» WHAT YOU NEED TO DO
Each line of the records below that holds "burns" should be copied out.

[Source data]
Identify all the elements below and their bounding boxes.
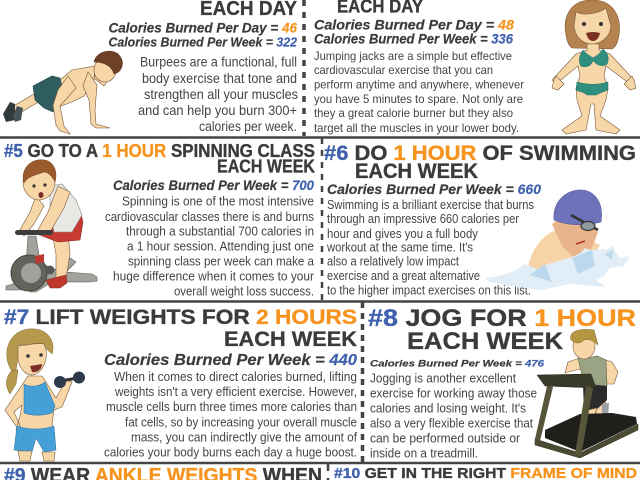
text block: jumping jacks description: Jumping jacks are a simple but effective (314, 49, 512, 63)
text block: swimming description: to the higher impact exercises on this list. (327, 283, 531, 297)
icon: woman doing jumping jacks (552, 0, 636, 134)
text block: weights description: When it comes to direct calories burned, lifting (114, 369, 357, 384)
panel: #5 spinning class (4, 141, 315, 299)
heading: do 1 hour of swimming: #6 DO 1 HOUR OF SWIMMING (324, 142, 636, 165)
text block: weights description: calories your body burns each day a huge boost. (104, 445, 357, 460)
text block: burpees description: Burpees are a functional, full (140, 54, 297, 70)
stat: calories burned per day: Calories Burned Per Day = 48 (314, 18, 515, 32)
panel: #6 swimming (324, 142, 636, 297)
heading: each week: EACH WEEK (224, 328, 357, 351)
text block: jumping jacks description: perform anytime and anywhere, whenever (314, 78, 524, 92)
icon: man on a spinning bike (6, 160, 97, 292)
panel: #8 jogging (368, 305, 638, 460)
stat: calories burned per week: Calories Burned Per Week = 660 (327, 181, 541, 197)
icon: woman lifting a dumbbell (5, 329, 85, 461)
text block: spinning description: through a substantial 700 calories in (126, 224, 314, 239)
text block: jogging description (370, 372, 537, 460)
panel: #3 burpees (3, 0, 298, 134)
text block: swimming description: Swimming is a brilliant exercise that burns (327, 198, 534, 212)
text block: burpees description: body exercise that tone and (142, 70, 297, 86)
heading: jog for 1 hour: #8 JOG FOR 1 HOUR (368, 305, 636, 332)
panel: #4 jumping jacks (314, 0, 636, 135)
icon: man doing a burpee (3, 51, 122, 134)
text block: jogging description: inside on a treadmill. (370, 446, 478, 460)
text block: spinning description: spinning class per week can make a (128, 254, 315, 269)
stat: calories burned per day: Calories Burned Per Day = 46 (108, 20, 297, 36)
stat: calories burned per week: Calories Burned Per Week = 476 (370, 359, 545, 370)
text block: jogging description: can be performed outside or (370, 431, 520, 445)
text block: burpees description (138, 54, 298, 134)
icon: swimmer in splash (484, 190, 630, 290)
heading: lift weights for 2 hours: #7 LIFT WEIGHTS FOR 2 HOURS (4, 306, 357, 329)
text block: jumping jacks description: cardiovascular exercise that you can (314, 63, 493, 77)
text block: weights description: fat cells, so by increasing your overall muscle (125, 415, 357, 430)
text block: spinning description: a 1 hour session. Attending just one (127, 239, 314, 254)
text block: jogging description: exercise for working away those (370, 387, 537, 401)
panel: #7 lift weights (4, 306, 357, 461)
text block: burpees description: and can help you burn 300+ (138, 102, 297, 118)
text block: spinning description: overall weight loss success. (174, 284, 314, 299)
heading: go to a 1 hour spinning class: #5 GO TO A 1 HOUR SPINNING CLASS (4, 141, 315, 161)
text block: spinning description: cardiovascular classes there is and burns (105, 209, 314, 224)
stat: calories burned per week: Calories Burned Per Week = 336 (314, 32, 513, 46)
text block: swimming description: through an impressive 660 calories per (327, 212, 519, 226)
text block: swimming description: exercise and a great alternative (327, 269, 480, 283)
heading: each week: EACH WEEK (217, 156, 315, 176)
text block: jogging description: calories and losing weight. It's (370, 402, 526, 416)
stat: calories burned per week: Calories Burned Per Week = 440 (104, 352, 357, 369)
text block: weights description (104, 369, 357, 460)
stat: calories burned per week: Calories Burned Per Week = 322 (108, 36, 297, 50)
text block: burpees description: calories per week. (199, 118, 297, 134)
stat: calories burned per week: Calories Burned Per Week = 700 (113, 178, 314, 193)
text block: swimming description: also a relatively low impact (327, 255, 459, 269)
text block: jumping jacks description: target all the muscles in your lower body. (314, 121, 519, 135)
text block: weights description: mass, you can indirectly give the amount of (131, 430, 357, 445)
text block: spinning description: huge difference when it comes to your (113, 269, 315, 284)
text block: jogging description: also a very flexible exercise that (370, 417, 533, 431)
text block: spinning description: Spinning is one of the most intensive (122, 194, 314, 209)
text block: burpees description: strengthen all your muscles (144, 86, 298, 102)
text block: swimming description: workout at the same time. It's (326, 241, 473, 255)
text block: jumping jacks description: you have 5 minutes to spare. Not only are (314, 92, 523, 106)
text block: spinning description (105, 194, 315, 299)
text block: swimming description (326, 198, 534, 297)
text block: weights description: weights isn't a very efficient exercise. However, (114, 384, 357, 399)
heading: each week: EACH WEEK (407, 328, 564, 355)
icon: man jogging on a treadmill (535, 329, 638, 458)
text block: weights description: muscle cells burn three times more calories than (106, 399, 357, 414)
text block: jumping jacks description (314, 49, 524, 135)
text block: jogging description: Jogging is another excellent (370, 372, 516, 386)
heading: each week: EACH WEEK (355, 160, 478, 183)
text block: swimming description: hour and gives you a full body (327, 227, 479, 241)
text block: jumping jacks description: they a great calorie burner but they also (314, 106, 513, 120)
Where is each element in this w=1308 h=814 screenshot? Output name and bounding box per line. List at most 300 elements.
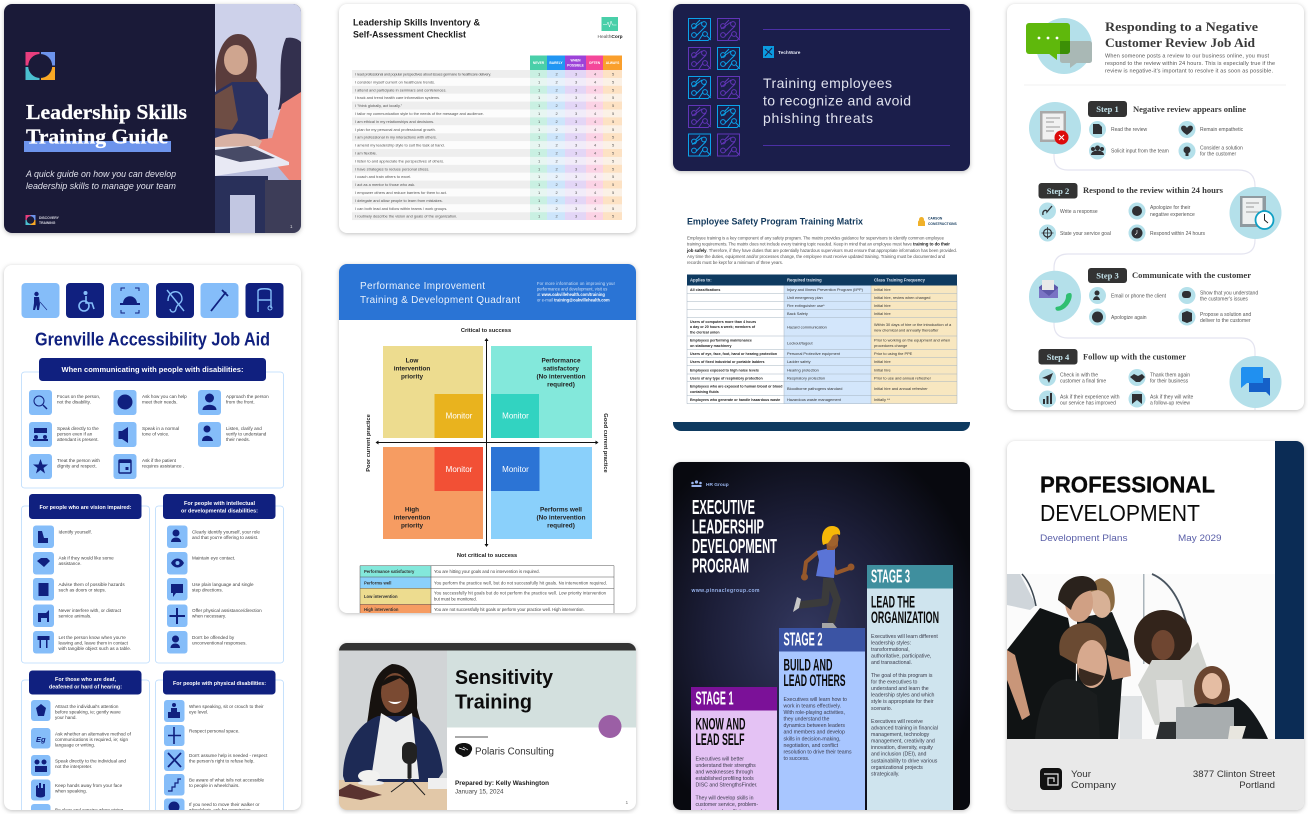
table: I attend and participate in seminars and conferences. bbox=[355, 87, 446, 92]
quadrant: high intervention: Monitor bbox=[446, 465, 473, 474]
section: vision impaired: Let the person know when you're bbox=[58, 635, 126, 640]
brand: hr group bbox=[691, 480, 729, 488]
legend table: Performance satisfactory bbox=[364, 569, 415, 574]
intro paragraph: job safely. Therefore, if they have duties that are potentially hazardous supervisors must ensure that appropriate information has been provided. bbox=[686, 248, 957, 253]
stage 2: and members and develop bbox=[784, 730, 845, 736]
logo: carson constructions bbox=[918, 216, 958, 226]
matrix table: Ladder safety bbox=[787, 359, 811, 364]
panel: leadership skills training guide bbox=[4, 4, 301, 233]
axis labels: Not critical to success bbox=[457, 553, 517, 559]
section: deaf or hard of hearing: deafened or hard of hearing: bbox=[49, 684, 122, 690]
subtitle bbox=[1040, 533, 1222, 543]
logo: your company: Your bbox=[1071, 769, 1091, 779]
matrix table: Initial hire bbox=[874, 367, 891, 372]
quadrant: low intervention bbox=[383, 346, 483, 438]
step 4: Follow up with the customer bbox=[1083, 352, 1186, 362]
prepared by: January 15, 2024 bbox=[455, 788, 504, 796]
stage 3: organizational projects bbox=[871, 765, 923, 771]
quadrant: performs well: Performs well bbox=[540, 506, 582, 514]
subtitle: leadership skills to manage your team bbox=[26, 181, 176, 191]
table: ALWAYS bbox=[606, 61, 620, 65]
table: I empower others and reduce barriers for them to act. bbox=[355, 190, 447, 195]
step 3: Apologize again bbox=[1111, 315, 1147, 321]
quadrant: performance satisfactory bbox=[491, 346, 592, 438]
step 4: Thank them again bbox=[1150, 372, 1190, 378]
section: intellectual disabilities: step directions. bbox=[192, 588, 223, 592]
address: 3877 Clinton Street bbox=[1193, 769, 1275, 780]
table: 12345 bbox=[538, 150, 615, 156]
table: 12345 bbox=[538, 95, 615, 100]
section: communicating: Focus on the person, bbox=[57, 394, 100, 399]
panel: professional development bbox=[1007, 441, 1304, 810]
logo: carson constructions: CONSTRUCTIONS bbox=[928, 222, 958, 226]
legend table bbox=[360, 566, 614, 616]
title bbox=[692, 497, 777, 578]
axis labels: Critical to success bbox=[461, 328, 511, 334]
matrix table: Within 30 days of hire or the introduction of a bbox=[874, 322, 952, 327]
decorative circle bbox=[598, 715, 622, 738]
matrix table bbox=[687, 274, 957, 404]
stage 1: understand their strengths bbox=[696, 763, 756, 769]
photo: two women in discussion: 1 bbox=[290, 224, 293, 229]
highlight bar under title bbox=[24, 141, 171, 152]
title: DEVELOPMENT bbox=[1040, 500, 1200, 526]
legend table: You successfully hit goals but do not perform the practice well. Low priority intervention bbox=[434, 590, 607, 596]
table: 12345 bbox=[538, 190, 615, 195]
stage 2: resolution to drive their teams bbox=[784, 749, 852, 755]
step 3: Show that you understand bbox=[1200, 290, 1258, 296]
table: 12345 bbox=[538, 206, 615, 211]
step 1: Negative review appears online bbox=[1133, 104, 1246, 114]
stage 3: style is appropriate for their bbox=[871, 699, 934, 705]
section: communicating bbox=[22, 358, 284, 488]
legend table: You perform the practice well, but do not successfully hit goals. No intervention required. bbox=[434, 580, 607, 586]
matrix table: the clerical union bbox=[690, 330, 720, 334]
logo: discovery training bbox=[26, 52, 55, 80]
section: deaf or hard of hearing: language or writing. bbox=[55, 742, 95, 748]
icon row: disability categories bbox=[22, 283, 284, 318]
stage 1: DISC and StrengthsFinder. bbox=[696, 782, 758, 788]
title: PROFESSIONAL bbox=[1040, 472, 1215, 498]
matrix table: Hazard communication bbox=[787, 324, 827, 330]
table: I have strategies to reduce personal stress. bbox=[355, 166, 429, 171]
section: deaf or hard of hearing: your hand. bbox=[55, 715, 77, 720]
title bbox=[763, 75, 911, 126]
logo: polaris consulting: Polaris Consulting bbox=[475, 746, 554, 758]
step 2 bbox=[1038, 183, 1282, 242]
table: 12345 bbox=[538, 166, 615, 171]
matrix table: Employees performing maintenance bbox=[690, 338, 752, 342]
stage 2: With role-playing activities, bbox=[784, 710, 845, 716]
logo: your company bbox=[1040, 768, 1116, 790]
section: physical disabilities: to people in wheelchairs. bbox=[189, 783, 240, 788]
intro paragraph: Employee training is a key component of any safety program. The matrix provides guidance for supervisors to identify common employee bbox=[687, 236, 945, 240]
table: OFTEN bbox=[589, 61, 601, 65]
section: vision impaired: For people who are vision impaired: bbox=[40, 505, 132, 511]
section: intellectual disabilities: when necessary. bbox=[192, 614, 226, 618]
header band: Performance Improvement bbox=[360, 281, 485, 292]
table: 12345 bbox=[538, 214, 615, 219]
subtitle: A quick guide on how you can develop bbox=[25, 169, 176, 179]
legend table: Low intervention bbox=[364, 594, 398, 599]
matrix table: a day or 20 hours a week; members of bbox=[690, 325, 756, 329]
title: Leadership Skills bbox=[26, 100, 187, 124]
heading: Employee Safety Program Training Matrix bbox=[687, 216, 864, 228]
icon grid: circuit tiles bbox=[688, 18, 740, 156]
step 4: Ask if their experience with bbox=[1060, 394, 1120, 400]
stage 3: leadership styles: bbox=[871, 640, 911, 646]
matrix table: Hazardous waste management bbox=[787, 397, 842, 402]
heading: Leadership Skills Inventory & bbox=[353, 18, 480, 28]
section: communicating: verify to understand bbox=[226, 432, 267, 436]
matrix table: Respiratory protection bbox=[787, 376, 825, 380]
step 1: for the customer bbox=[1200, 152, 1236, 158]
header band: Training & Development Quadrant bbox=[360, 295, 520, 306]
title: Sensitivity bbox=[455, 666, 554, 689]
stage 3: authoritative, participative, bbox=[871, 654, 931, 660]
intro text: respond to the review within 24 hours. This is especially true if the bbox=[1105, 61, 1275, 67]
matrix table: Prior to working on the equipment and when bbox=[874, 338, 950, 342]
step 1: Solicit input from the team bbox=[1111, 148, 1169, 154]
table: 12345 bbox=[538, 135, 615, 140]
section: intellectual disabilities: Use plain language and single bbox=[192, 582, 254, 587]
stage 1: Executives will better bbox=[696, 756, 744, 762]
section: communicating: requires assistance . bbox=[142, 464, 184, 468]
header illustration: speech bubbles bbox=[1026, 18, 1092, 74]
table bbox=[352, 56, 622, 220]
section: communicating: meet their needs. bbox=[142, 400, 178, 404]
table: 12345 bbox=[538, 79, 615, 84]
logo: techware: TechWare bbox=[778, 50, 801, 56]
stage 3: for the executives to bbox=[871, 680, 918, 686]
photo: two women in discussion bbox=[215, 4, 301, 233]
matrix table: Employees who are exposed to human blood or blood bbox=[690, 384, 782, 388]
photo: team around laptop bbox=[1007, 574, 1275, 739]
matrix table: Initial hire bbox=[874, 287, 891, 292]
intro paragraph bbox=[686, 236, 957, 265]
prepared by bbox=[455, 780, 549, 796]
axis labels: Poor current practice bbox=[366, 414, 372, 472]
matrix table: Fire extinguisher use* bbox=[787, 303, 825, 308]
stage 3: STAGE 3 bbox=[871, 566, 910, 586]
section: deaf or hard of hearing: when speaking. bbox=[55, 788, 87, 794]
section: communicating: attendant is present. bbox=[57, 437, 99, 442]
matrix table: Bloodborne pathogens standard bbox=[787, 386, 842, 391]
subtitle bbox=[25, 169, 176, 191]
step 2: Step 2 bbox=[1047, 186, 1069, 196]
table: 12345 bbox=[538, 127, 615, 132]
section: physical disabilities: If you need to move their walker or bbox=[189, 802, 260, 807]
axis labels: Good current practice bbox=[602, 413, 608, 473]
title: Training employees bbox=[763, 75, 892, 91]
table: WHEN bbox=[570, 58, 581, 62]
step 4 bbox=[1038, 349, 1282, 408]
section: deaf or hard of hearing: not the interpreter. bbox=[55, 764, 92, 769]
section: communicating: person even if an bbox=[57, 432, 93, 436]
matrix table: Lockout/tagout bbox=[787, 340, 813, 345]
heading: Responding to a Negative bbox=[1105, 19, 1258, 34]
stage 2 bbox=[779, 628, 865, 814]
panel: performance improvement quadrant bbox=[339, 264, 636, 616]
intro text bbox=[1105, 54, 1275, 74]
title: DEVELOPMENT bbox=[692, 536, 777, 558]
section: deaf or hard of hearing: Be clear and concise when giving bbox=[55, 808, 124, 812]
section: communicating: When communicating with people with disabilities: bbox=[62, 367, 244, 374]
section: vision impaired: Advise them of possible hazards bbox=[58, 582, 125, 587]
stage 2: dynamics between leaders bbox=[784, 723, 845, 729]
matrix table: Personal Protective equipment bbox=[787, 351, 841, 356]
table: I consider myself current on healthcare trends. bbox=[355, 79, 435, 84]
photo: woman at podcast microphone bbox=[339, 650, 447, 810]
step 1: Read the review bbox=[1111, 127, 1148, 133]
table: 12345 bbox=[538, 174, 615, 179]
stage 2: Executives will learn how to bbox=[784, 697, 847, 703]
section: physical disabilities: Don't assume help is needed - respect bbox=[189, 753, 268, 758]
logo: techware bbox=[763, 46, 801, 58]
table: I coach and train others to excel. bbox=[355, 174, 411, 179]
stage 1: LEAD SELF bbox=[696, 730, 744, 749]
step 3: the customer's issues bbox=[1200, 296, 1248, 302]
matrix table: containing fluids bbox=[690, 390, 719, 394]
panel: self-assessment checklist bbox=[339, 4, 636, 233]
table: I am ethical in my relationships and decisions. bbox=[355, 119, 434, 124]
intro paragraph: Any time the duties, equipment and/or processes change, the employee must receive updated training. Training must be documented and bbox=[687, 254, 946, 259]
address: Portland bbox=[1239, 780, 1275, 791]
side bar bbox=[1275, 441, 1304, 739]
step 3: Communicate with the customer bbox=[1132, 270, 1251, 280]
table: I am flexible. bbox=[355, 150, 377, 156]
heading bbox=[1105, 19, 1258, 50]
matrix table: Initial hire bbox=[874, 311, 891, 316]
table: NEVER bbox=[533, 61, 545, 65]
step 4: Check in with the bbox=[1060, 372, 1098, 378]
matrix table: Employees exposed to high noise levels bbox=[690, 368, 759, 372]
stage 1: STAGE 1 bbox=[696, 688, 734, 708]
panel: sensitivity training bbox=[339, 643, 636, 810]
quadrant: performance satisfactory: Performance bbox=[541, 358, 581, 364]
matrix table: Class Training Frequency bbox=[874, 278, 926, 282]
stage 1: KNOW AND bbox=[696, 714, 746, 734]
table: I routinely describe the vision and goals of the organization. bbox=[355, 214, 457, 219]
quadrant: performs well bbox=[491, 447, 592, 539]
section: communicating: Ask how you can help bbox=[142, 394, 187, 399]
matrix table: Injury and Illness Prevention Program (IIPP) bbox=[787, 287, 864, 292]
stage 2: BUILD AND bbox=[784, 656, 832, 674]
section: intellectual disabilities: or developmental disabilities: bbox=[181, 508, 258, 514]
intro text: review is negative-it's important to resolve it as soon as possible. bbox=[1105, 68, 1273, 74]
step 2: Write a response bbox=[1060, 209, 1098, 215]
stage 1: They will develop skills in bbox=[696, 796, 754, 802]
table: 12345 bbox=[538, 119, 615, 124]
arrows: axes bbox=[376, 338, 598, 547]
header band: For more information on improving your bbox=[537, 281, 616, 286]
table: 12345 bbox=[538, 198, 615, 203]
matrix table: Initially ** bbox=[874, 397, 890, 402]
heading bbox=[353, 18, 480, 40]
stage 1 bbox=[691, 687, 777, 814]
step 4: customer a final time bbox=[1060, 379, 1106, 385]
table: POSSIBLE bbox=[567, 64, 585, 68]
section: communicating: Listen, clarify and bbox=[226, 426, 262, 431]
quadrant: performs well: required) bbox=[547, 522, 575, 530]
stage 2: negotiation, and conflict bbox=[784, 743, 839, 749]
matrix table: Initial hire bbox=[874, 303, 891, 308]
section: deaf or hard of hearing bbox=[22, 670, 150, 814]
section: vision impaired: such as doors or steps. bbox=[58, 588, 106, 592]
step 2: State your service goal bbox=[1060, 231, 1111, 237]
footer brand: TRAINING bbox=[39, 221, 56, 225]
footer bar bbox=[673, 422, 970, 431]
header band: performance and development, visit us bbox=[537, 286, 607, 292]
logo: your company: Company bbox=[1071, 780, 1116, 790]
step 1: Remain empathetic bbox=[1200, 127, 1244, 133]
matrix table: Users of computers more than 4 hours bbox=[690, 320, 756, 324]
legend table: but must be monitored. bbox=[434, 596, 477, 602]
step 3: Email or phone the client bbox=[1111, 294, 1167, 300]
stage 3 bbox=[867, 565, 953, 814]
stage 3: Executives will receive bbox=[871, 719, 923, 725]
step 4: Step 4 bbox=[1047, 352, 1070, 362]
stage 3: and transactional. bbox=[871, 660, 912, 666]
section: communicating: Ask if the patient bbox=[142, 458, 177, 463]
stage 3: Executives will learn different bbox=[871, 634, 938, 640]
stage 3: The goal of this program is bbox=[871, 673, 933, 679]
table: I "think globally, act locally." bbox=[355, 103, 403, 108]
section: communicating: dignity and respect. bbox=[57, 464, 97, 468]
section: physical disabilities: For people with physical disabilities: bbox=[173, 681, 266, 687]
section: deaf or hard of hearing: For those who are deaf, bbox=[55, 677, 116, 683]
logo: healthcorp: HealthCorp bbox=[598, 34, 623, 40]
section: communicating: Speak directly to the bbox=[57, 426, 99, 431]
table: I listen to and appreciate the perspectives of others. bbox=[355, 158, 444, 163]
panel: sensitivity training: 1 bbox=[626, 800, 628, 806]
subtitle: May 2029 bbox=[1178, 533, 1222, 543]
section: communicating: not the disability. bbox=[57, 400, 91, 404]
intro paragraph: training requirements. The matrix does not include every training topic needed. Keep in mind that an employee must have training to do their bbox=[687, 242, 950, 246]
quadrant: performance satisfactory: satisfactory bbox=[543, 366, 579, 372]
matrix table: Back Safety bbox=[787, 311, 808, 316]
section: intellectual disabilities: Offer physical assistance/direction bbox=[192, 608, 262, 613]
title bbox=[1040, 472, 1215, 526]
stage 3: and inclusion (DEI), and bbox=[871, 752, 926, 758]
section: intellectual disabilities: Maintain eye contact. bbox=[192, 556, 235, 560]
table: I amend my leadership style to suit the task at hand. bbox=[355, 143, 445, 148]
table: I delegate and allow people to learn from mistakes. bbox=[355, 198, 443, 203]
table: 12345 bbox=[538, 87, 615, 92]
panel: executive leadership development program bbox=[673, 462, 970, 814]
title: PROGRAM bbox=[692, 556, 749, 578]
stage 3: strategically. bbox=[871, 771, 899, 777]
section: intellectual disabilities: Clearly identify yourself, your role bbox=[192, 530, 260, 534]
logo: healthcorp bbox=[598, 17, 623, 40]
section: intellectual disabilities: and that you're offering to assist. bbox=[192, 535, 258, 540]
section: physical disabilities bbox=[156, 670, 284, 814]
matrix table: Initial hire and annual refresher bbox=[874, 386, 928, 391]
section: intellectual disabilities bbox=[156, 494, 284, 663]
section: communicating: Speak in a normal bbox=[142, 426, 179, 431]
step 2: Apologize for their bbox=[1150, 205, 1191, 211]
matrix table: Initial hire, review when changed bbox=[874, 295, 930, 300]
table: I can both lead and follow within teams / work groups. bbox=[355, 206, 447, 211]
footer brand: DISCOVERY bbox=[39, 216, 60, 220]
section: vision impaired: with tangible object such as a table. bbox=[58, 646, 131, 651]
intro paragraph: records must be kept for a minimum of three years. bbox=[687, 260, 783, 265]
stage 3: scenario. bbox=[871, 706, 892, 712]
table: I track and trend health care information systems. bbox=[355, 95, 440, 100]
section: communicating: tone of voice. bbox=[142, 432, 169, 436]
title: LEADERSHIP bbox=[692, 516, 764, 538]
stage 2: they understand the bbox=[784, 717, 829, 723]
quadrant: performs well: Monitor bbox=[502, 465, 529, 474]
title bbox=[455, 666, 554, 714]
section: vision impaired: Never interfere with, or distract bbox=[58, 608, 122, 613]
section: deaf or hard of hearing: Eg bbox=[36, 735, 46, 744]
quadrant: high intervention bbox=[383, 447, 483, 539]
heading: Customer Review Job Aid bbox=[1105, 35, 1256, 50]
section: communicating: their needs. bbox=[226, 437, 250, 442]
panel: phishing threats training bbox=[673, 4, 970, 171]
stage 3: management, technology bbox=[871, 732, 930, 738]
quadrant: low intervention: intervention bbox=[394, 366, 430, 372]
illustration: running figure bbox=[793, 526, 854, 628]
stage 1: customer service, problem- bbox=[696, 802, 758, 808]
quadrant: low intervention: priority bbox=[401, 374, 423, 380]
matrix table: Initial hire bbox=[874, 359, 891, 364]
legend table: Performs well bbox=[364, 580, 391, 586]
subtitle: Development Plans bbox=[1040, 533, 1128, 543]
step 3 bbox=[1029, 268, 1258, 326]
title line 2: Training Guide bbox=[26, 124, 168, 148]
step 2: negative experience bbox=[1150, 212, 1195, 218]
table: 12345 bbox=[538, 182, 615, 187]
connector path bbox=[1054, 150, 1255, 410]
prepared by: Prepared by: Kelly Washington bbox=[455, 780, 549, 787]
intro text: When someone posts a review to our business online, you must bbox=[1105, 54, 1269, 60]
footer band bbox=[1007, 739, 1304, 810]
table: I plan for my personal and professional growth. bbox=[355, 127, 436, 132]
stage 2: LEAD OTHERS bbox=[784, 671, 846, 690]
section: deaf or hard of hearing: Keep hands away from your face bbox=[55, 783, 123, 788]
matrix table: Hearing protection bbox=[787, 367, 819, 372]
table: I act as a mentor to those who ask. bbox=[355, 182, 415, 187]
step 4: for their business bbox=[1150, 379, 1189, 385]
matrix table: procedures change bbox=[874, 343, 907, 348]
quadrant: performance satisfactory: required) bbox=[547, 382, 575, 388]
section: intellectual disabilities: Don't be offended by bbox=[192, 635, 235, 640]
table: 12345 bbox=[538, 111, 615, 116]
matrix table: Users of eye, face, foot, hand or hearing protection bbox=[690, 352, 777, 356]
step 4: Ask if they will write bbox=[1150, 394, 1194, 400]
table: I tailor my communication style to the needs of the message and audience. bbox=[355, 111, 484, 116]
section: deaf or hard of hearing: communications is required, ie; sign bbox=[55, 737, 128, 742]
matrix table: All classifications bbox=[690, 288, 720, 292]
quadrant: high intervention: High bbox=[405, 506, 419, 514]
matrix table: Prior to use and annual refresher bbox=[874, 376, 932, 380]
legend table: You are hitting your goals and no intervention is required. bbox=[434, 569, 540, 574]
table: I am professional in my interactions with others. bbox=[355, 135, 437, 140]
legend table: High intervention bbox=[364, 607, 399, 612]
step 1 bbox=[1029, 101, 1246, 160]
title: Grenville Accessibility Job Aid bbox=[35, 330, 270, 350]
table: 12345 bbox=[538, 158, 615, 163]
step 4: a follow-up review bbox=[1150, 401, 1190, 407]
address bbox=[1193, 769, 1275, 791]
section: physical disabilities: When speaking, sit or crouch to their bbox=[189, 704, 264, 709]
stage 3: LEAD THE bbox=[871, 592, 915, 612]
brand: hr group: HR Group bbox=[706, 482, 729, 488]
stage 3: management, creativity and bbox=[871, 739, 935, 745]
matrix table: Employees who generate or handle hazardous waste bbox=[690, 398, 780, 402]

» SOLUTION FOR THIS TASK
text block: weights description: calories your body burns each day a huge boost. (104, 445, 357, 460)
text block: swimming description: Swimming is a brilliant exercise that burns (327, 198, 534, 212)
text block: spinning description: cardiovascular classes there is and burns (105, 209, 314, 224)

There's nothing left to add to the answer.